• _Written exercise_: Your task is to filter the data below down to the lines holding "ICMS".

• _Extracted information_:

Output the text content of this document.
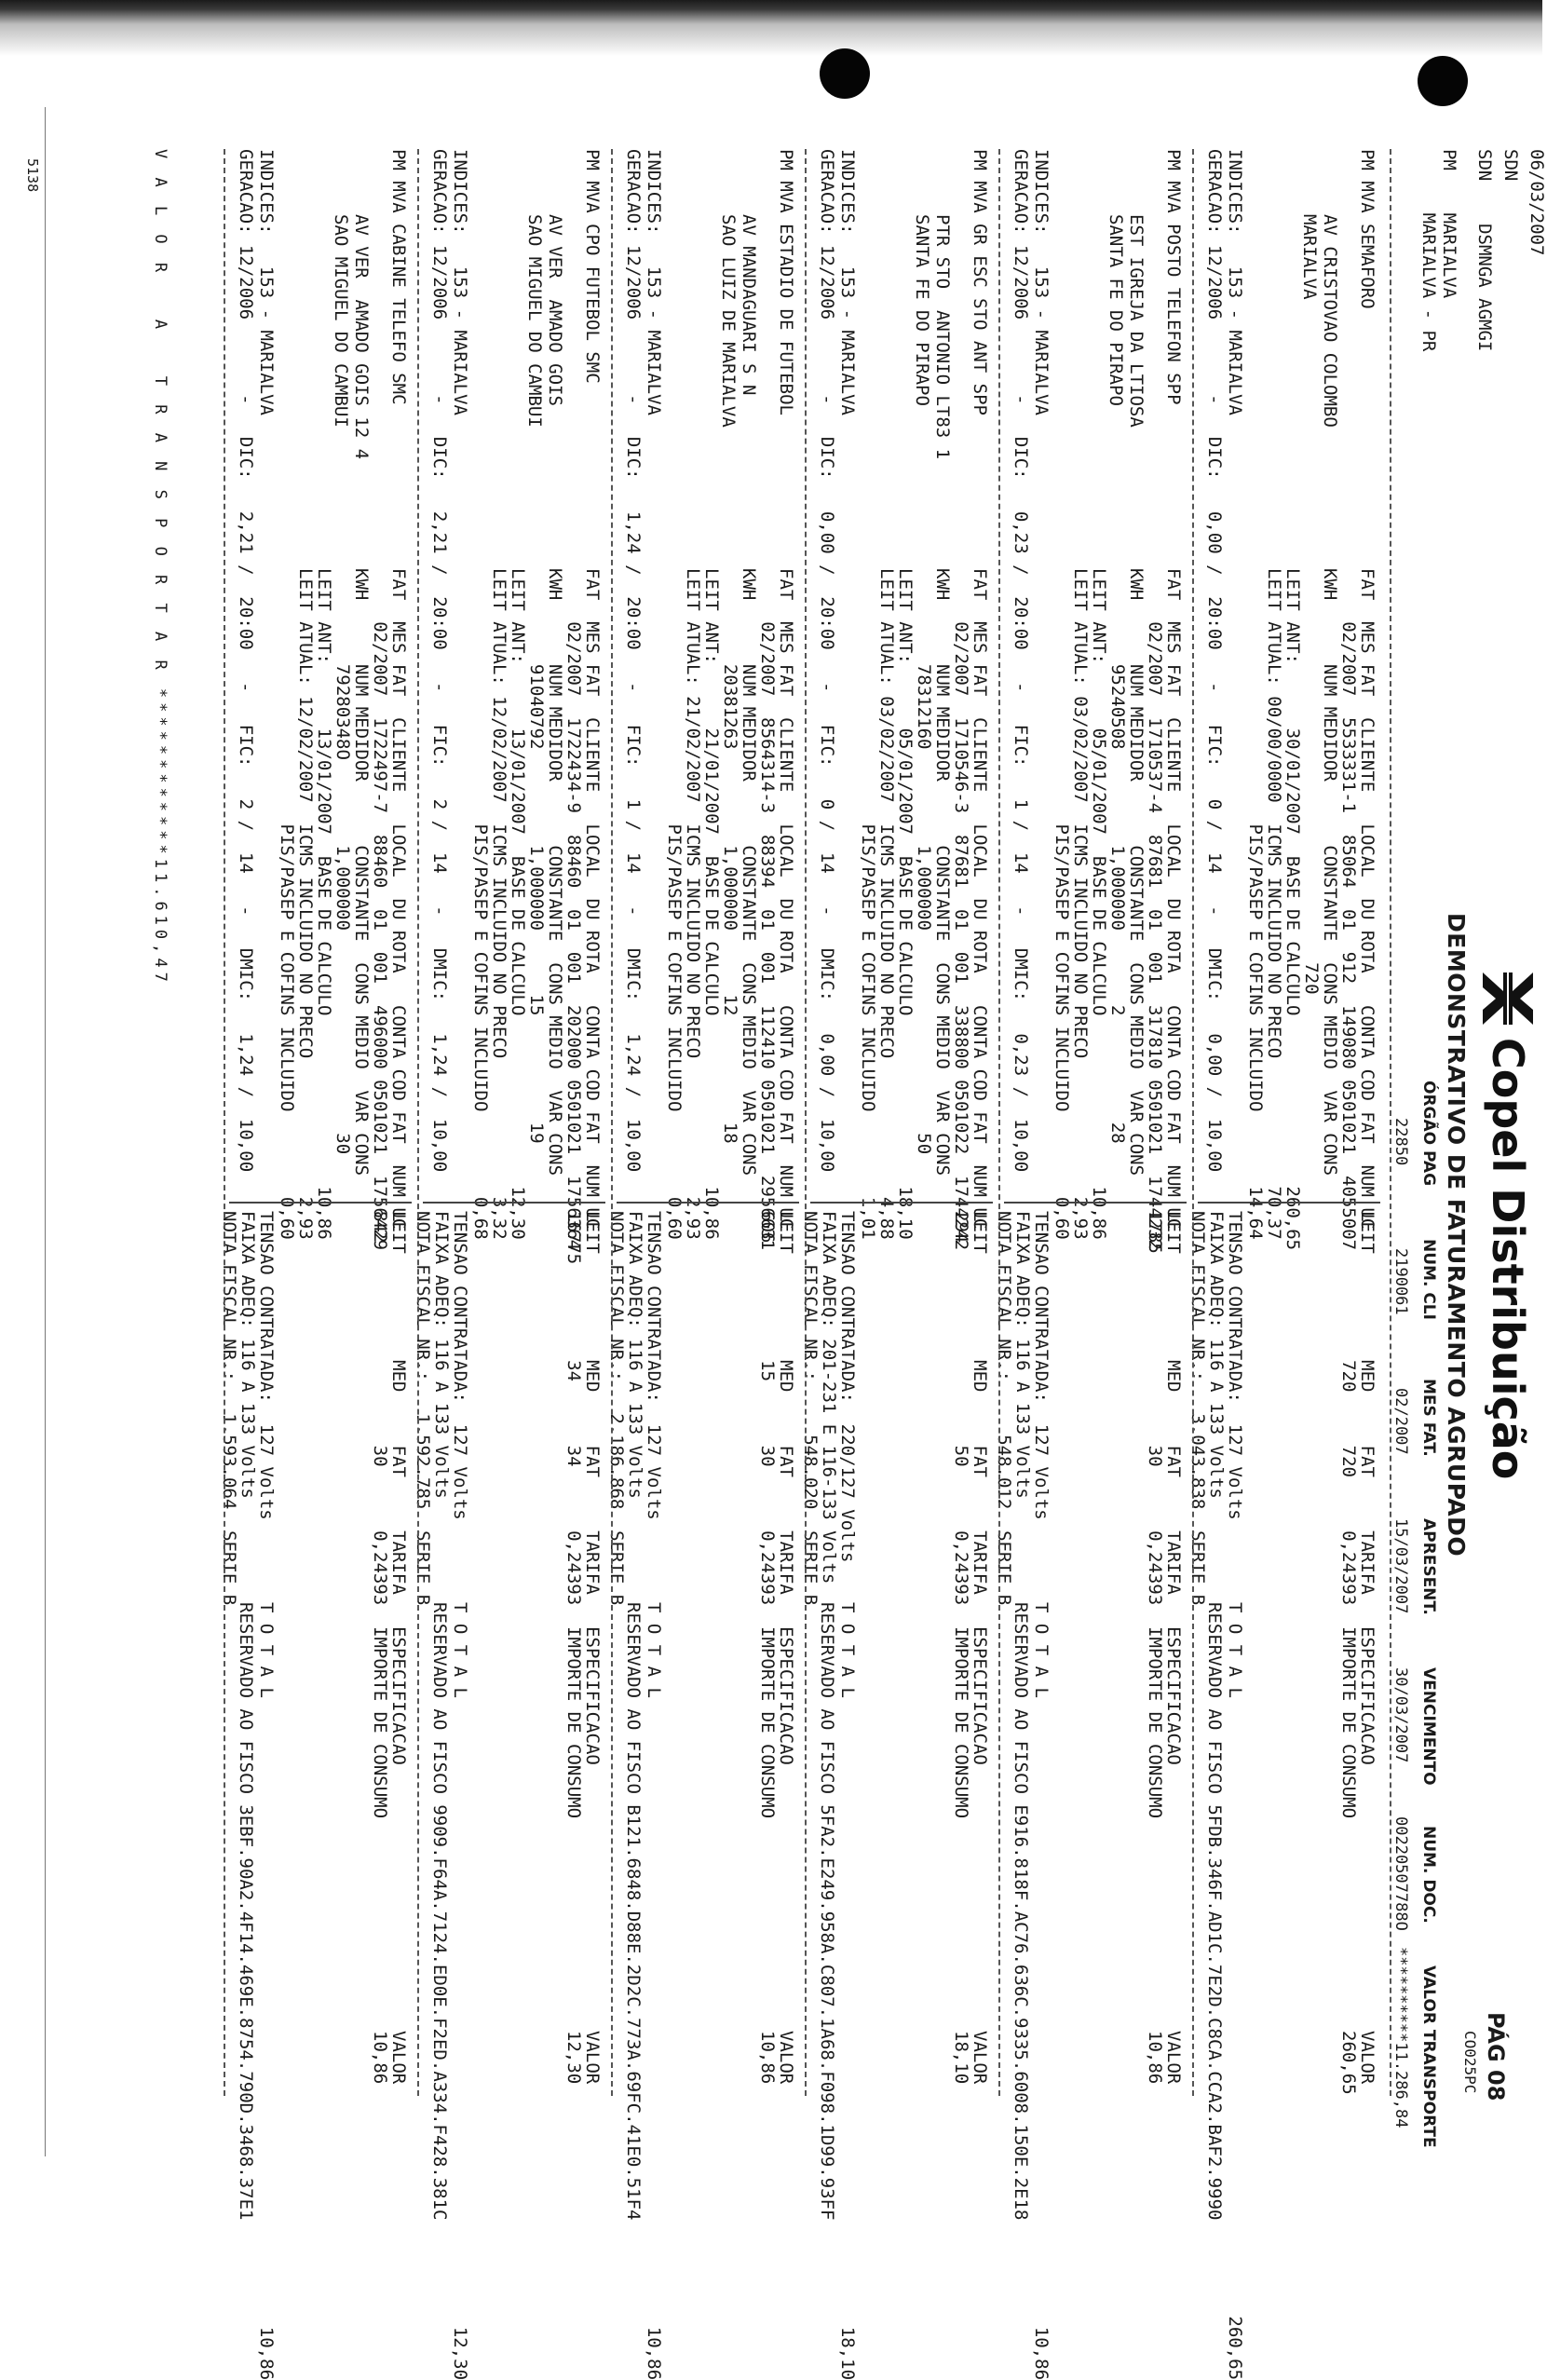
5138
Copel Distribuição
DEMONSTRATIVO DE FATURAMENTO AGRUPADO
PÁG 08
CO025PC
06/03/2007
SDN
SDN    DSMNGA AGMGI
PM    MARIALVA
MARIALVA - PR
ÓRGÃO PAG
NUM. CLI
MES FAT.
APRESENT.
VENCIMENTO
NUM. DOC.
VALOR TRANSPORTE
22850
2190061
02/2007
15/03/2007
30/03/2007
00220507788O
**********11.286,84
PM MVA SEMAFORO
AV CRISTOVAO COLOMBO
MARIALVA
FAT  MES FAT  CLIENTE   LOCAL  DU ROTA   CONTA COD FAT  NUM UC
02/2007  5533331-1  85064  01  912  149080 0501021  4055007
KWH      NUM MEDIDOR      CONSTANTE  CONS MEDIO  VAR CONS
720
LEIT ANT:      30/01/2007  BASE DE CALCULO                260,65
LEIT ATUAL: 00/00/0000  ICMS INCLUIDO NO PRECO            70,37
PIS/PASEP E COFINS INCLUIDO       14,64
LEIT          MED     FAT     TARIFA   ESPECIFICACAO
720     720     0,24393  IMPORTE DE CONSUMO
VALOR
260,65
INDICES:   153 - MARIALVA
GERACAO: 12/2006       -   DIC:   0,00 /  20:00   -   FIC:   0 /  14   -   DMIC:   0,00 /  10,00
TENSAO CONTRATADA:  127 Volts
FAIXA ADEQ: 116 A 133 Volts
NOTA FISCAL NR.:   3.043.838  SERIE B
T O T A L                                                          260,65
RESERVADO AO FISCO 5FDB.346F.AD1C.7E2D.C8CA.CCA2.BAF2.9990
PM MVA POSTO TELEFON SPP
EST IGREJA DA LTIOSA
SANTA FE DO PIRAPO
FAT  MES FAT  CLIENTE   LOCAL  DU ROTA   CONTA COD FAT  NUM UC
02/2007  1710537-4  87681  01  001  317810 0501021  1744232
KWH      NUM MEDIDOR      CONSTANTE  CONS MEDIO  VAR CONS
95240508         1,000000       2          28
LEIT ANT:      05/01/2007  BASE DE CALCULO                10,86
LEIT ATUAL: 03/02/2007  ICMS INCLUIDO NO PRECO             2,93
PIS/PASEP E COFINS INCLUIDO        0,60
LEIT          MED     FAT     TARIFA   ESPECIFICACAO
1785                  30      0,24393  IMPORTE DE CONSUMO
VALOR
10,86
INDICES:   153 - MARIALVA
GERACAO: 12/2006       -   DIC:   0,23 /  20:00   -   FIC:   1 /  14   -   DMIC:   0,23 /  10,00
TENSAO CONTRATADA:  127 Volts
FAIXA ADEQ: 116 A 133 Volts
NOTA FISCAL NR.:     548.012  SERIE B
T O T A L                                                           10,86
RESERVADO AO FISCO E916.818F.AC76.636C.9335.6008.150E.2E18
PM MVA GR ESC STO ANT SPP
PTR STO  ANTONIO LT83 1
SANTA FE DO PIRAPO
FAT  MES FAT  CLIENTE   LOCAL  DU ROTA   CONTA COD FAT  NUM UC
02/2007  1710546-3  87681  01  001  338800 0501022  1744242
KWH      NUM MEDIDOR      CONSTANTE  CONS MEDIO  VAR CONS
78312160         1,000000                   50
LEIT ANT:      05/01/2007  BASE DE CALCULO                18,10
LEIT ATUAL: 03/02/2007  ICMS INCLUIDO NO PRECO             4,88
PIS/PASEP E COFINS INCLUIDO        1,01
LEIT          MED     FAT     TARIFA   ESPECIFICACAO
294                   50      0,24393  IMPORTE DE CONSUMO
VALOR
18,10
INDICES:   153 - MARIALVA
GERACAO: 12/2006       -   DIC:   0,00 /  20:00   -   FIC:   0 /  14   -   DMIC:   0,00 /  10,00
TENSAO CONTRATADA:  220/127 Volts
FAIXA ADEQ: 201-231 E 116-133 Volts
NOTA FISCAL NR.:     548.020  SERIE B
T O T A L                                                           18,10
RESERVADO AO FISCO 5FA2.E249.958A.C807.1A68.F098.1D99.93FF
PM MVA ESTADIO DE FUTEBOL
AV MANDAGUARI S N
SAO LUIZ DE MARIALVA
FAT  MES FAT  CLIENTE   LOCAL  DU ROTA   CONTA COD FAT  NUM UC
02/2007  8564314-3  88394  01  001  112410 0501021  2956631
KWH      NUM MEDIDOR      CONSTANTE  CONS MEDIO  VAR CONS
20381263         1,000000      12          18
LEIT ANT:      21/01/2007  BASE DE CALCULO                10,86
LEIT ATUAL: 21/02/2007  ICMS INCLUIDO NO PRECO             2,93
PIS/PASEP E COFINS INCLUIDO        0,60
LEIT          MED     FAT     TARIFA   ESPECIFICACAO
606           15      30      0,24393  IMPORTE DE CONSUMO
VALOR
10,86
INDICES:   153 - MARIALVA
GERACAO: 12/2006       -   DIC:   1,24 /  20:00   -   FIC:   1 /  14   -   DMIC:   1,24 /  10,00
TENSAO CONTRATADA:  127 Volts
FAIXA ADEQ: 116 A 133 Volts
NOTA FISCAL NR.:   2.186.868  SERIE B
T O T A L                                                           10,86
RESERVADO AO FISCO B121.6848.D88E.2D2C.773A.69FC.41E0.51F4
PM MVA CPO FUTEBOL SMC
AV VER  AMADO GOIS
SAO MIGUEL DO CAMBUI
FAT  MES FAT  CLIENTE   LOCAL  DU ROTA   CONTA COD FAT  NUM UC
02/2007  1722434-9  88460  01  001  202000 0501021  1756364
KWH      NUM MEDIDOR      CONSTANTE  CONS MEDIO  VAR CONS
91040792         1,000000      15          19
LEIT ANT:      13/01/2007  BASE DE CALCULO                12,30
LEIT ATUAL: 12/02/2007  ICMS INCLUIDO NO PRECO             3,32
PIS/PASEP E COFINS INCLUIDO        0,68
LEIT          MED     FAT     TARIFA   ESPECIFICACAO
16775         34      34      0,24393  IMPORTE DE CONSUMO
VALOR
12,30
INDICES:   153 - MARIALVA
GERACAO: 12/2006       -   DIC:   2,21 /  20:00   -   FIC:   2 /  14   -   DMIC:   1,24 /  10,00
TENSAO CONTRATADA:  127 Volts
FAIXA ADEQ: 116 A 133 Volts
NOTA FISCAL NR.:   1.592.785  SERIE B
T O T A L                                                           12,30
RESERVADO AO FISCO 9909.F64A.7124.ED0E.F2ED.A334.F428.381C
PM MVA CABINE TELEFO SMC
AV VER  AMADO GOIS 12 4
SAO MIGUEL DO CAMBUI
FAT  MES FAT  CLIENTE   LOCAL  DU ROTA   CONTA COD FAT  NUM UC
02/2007  1722497-7  88460  01  001  496000 0501021  1756429
KWH      NUM MEDIDOR      CONSTANTE  CONS MEDIO  VAR CONS
79280348O        1,000000                   30
LEIT ANT:      13/01/2007  BASE DE CALCULO                10,86
LEIT ATUAL: 12/02/2007  ICMS INCLUIDO NO PRECO             2,93
PIS/PASEP E COFINS INCLUIDO        0,60
LEIT          MED     FAT     TARIFA   ESPECIFICACAO
842                   30      0,24393  IMPORTE DE CONSUMO
VALOR
10,86
INDICES:   153 - MARIALVA
GERACAO: 12/2006       -   DIC:   2,21 /  20:00   -   FIC:   2 /  14   -   DMIC:   1,24 /  10,00
TENSAO CONTRATADA:  127 Volts
FAIXA ADEQ: 116 A 133 Volts
NOTA FISCAL NR.:   1.593.064  SERIE B
T O T A L                                                           10,86
RESERVADO AO FISCO 3EBF.90A2.4F14.469E.8754.790D.3468.37E1
V A L O R   A   T R A N S P O R T A R ************11.610,47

• _Problem solution_:
LEIT ATUAL: 00/00/0000  ICMS INCLUIDO NO PRECO            70,37
LEIT ATUAL: 03/02/2007  ICMS INCLUIDO NO PRECO             2,93
LEIT ATUAL: 03/02/2007  ICMS INCLUIDO NO PRECO             4,88
LEIT ATUAL: 21/02/2007  ICMS INCLUIDO NO PRECO             2,93
LEIT ATUAL: 12/02/2007  ICMS INCLUIDO NO PRECO             3,32
LEIT ATUAL: 12/02/2007  ICMS INCLUIDO NO PRECO             2,93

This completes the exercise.